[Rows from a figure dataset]
## BEGIN

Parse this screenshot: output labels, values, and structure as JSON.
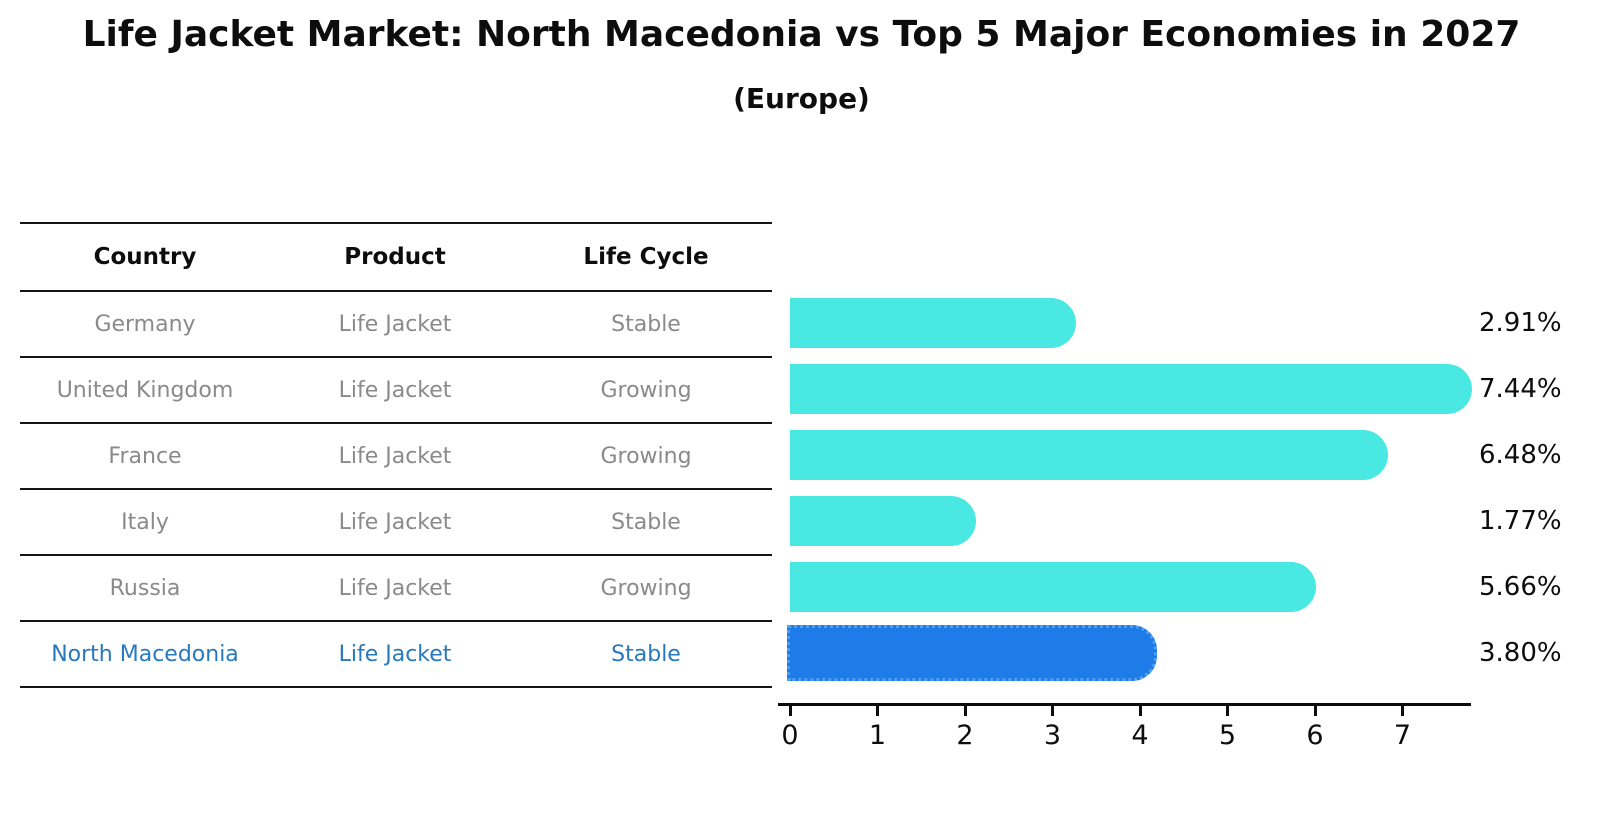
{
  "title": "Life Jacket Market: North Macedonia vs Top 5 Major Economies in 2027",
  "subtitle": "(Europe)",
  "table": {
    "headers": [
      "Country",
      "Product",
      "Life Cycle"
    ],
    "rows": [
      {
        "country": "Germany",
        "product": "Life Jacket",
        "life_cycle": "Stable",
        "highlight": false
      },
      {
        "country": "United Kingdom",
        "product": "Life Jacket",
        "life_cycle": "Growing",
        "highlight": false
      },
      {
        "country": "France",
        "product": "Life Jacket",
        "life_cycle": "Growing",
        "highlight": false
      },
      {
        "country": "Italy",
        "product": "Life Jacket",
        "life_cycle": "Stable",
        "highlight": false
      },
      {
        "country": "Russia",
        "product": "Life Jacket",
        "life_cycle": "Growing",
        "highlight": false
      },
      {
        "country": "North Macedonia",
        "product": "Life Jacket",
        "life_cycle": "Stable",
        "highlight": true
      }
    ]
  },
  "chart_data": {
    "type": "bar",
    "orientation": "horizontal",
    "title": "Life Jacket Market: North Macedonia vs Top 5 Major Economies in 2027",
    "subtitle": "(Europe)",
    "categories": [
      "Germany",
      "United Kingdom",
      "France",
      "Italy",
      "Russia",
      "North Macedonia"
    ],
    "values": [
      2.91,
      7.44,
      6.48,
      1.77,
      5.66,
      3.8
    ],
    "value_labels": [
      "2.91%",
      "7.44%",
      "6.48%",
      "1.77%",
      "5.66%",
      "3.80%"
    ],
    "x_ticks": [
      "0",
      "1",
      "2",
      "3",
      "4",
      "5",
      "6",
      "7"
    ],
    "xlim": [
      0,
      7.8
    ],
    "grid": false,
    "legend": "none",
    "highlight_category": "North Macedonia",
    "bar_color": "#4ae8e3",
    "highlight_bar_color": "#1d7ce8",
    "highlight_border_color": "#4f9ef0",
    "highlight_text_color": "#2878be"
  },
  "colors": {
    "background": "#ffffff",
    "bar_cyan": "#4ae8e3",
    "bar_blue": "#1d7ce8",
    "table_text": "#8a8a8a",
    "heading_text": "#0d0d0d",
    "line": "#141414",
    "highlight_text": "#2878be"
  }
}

## END

_EXERCISE PROMPT_.
Reproduce every record word for word. The copy must contain no pictures.

_WRITTEN RESPONSE_.
Parse this screenshot: output labels, values, and structure as JSON.
{
  "title": "Life Jacket Market: North Macedonia vs Top 5 Major Economies in 2027",
  "subtitle": "(Europe)",
  "table": {
    "headers": [
      "Country",
      "Product",
      "Life Cycle"
    ],
    "rows": [
      {
        "country": "Germany",
        "product": "Life Jacket",
        "life_cycle": "Stable",
        "highlight": false
      },
      {
        "country": "United Kingdom",
        "product": "Life Jacket",
        "life_cycle": "Growing",
        "highlight": false
      },
      {
        "country": "France",
        "product": "Life Jacket",
        "life_cycle": "Growing",
        "highlight": false
      },
      {
        "country": "Italy",
        "product": "Life Jacket",
        "life_cycle": "Stable",
        "highlight": false
      },
      {
        "country": "Russia",
        "product": "Life Jacket",
        "life_cycle": "Growing",
        "highlight": false
      },
      {
        "country": "North Macedonia",
        "product": "Life Jacket",
        "life_cycle": "Stable",
        "highlight": true
      }
    ]
  },
  "chart_data": {
    "type": "bar",
    "orientation": "horizontal",
    "title": "Life Jacket Market: North Macedonia vs Top 5 Major Economies in 2027",
    "subtitle": "(Europe)",
    "categories": [
      "Germany",
      "United Kingdom",
      "France",
      "Italy",
      "Russia",
      "North Macedonia"
    ],
    "values": [
      2.91,
      7.44,
      6.48,
      1.77,
      5.66,
      3.8
    ],
    "value_labels": [
      "2.91%",
      "7.44%",
      "6.48%",
      "1.77%",
      "5.66%",
      "3.80%"
    ],
    "x_ticks": [
      "0",
      "1",
      "2",
      "3",
      "4",
      "5",
      "6",
      "7"
    ],
    "xlim": [
      0,
      7.8
    ],
    "grid": false,
    "legend": "none",
    "highlight_category": "North Macedonia",
    "bar_color": "#4ae8e3",
    "highlight_bar_color": "#1d7ce8",
    "highlight_border_color": "#4f9ef0",
    "highlight_text_color": "#2878be"
  },
  "colors": {
    "background": "#ffffff",
    "bar_cyan": "#4ae8e3",
    "bar_blue": "#1d7ce8",
    "table_text": "#8a8a8a",
    "heading_text": "#0d0d0d",
    "line": "#141414",
    "highlight_text": "#2878be"
  }
}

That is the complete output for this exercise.